ROWS |
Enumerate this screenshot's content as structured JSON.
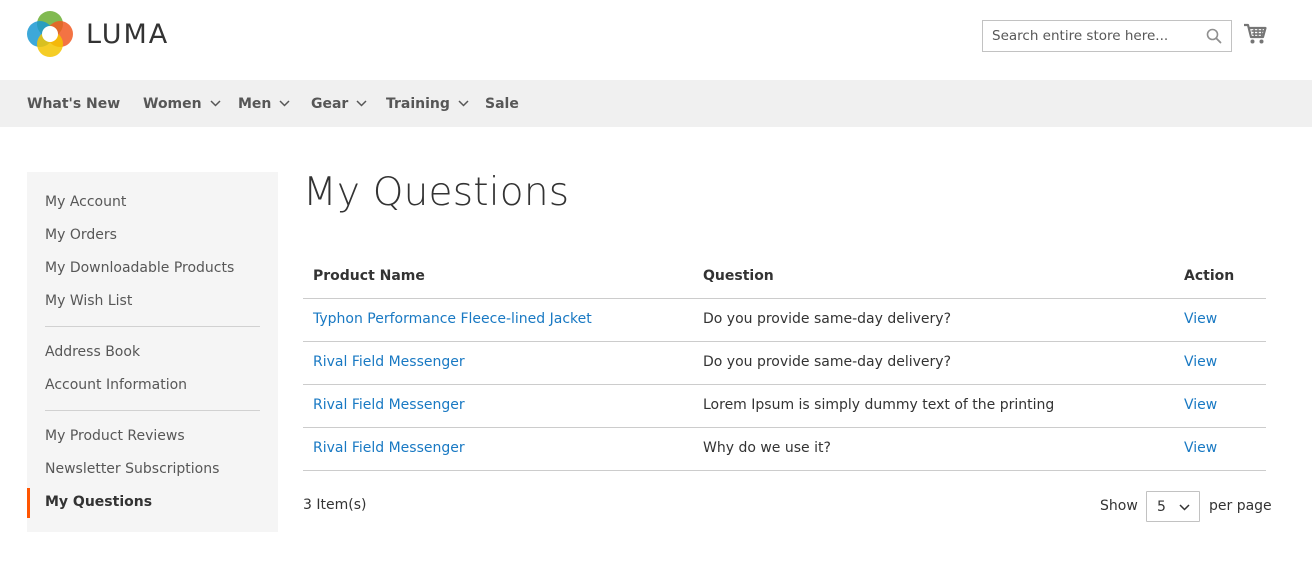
{
  "brand": {
    "name": "LUMA"
  },
  "search": {
    "placeholder": "Search entire store here..."
  },
  "icons": {
    "logo": "luma-logo",
    "search": "search-icon",
    "cart": "cart-icon",
    "chevron": "chevron-down-icon"
  },
  "nav": {
    "items": [
      {
        "label": "What's New",
        "has_dropdown": false
      },
      {
        "label": "Women",
        "has_dropdown": true
      },
      {
        "label": "Men",
        "has_dropdown": true
      },
      {
        "label": "Gear",
        "has_dropdown": true
      },
      {
        "label": "Training",
        "has_dropdown": true
      },
      {
        "label": "Sale",
        "has_dropdown": false
      }
    ]
  },
  "sidebar": {
    "items": [
      {
        "label": "My Account"
      },
      {
        "label": "My Orders"
      },
      {
        "label": "My Downloadable Products"
      },
      {
        "label": "My Wish List"
      },
      {
        "label": "Address Book"
      },
      {
        "label": "Account Information"
      },
      {
        "label": "My Product Reviews"
      },
      {
        "label": "Newsletter Subscriptions"
      },
      {
        "label": "My Questions",
        "active": true
      }
    ]
  },
  "page": {
    "title": "My Questions"
  },
  "table": {
    "headers": [
      "Product Name",
      "Question",
      "Action"
    ],
    "rows": [
      {
        "product": "Typhon Performance Fleece-lined Jacket",
        "question": "Do you provide same-day delivery?",
        "action": "View"
      },
      {
        "product": "Rival Field Messenger",
        "question": "Do you provide same-day delivery?",
        "action": "View"
      },
      {
        "product": "Rival Field Messenger",
        "question": "Lorem Ipsum is simply dummy text of the printing",
        "action": "View"
      },
      {
        "product": "Rival Field Messenger",
        "question": "Why do we use it?",
        "action": "View"
      }
    ]
  },
  "toolbar": {
    "items_count": "3 Item(s)",
    "show_label": "Show",
    "limiter_value": "5",
    "per_page_label": "per page"
  },
  "colors": {
    "link": "#1979c3",
    "active_accent": "#ff5501",
    "nav_bg": "#f0f0f0",
    "sidebar_bg": "#f5f5f5"
  }
}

AIM OF THE TASK | Repeat the data exactly, without the pictures.

TASK OUTPUT |
Enumerate this screenshot's content as structured JSON.
{
  "brand": {
    "name": "LUMA"
  },
  "search": {
    "placeholder": "Search entire store here..."
  },
  "icons": {
    "logo": "luma-logo",
    "search": "search-icon",
    "cart": "cart-icon",
    "chevron": "chevron-down-icon"
  },
  "nav": {
    "items": [
      {
        "label": "What's New",
        "has_dropdown": false
      },
      {
        "label": "Women",
        "has_dropdown": true
      },
      {
        "label": "Men",
        "has_dropdown": true
      },
      {
        "label": "Gear",
        "has_dropdown": true
      },
      {
        "label": "Training",
        "has_dropdown": true
      },
      {
        "label": "Sale",
        "has_dropdown": false
      }
    ]
  },
  "sidebar": {
    "items": [
      {
        "label": "My Account"
      },
      {
        "label": "My Orders"
      },
      {
        "label": "My Downloadable Products"
      },
      {
        "label": "My Wish List"
      },
      {
        "label": "Address Book"
      },
      {
        "label": "Account Information"
      },
      {
        "label": "My Product Reviews"
      },
      {
        "label": "Newsletter Subscriptions"
      },
      {
        "label": "My Questions",
        "active": true
      }
    ]
  },
  "page": {
    "title": "My Questions"
  },
  "table": {
    "headers": [
      "Product Name",
      "Question",
      "Action"
    ],
    "rows": [
      {
        "product": "Typhon Performance Fleece-lined Jacket",
        "question": "Do you provide same-day delivery?",
        "action": "View"
      },
      {
        "product": "Rival Field Messenger",
        "question": "Do you provide same-day delivery?",
        "action": "View"
      },
      {
        "product": "Rival Field Messenger",
        "question": "Lorem Ipsum is simply dummy text of the printing",
        "action": "View"
      },
      {
        "product": "Rival Field Messenger",
        "question": "Why do we use it?",
        "action": "View"
      }
    ]
  },
  "toolbar": {
    "items_count": "3 Item(s)",
    "show_label": "Show",
    "limiter_value": "5",
    "per_page_label": "per page"
  },
  "colors": {
    "link": "#1979c3",
    "active_accent": "#ff5501",
    "nav_bg": "#f0f0f0",
    "sidebar_bg": "#f5f5f5"
  }
}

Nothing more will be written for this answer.